| MATERIAL PROVIDED |
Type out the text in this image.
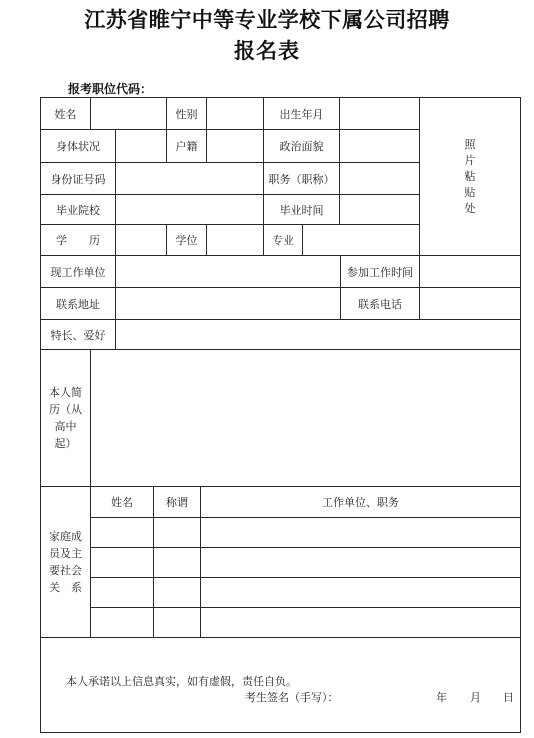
江苏省睢宁中等专业学校下属公司招聘
报名表
报考职位代码：
姓名	性别	出生年月
照
片
粘
贴
处
身体状况	户籍	政治面貌
身份证号码	职务（职称）
毕业院校	毕业时间
学　　历	学位	专业
现工作单位	参加工作时间
联系地址	联系电话
特长、爱好
本人简
历（从
高中
起）
家庭成
员及主
要社会
关　系
姓名	称谓	工作单位、职务
本人承诺以上信息真实，如有虚假，责任自负。
考生签名（手写）：	年 月 日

| TASK BRIEF |
From the entries above, output every line exactly and omit any image.

| RESULT BELOW |
Type out the text in this image.
江苏省睢宁中等专业学校下属公司招聘
报名表
报考职位代码：
姓名	性别	出生年月
照
片
粘
贴
处
身体状况	户籍	政治面貌
身份证号码	职务（职称）
毕业院校	毕业时间
学　　历	学位	专业
现工作单位	参加工作时间
联系地址	联系电话
特长、爱好
本人简
历（从
高中
起）
家庭成
员及主
要社会
关　系
姓名	称谓	工作单位、职务
本人承诺以上信息真实，如有虚假，责任自负。
考生签名（手写）：	年 月 日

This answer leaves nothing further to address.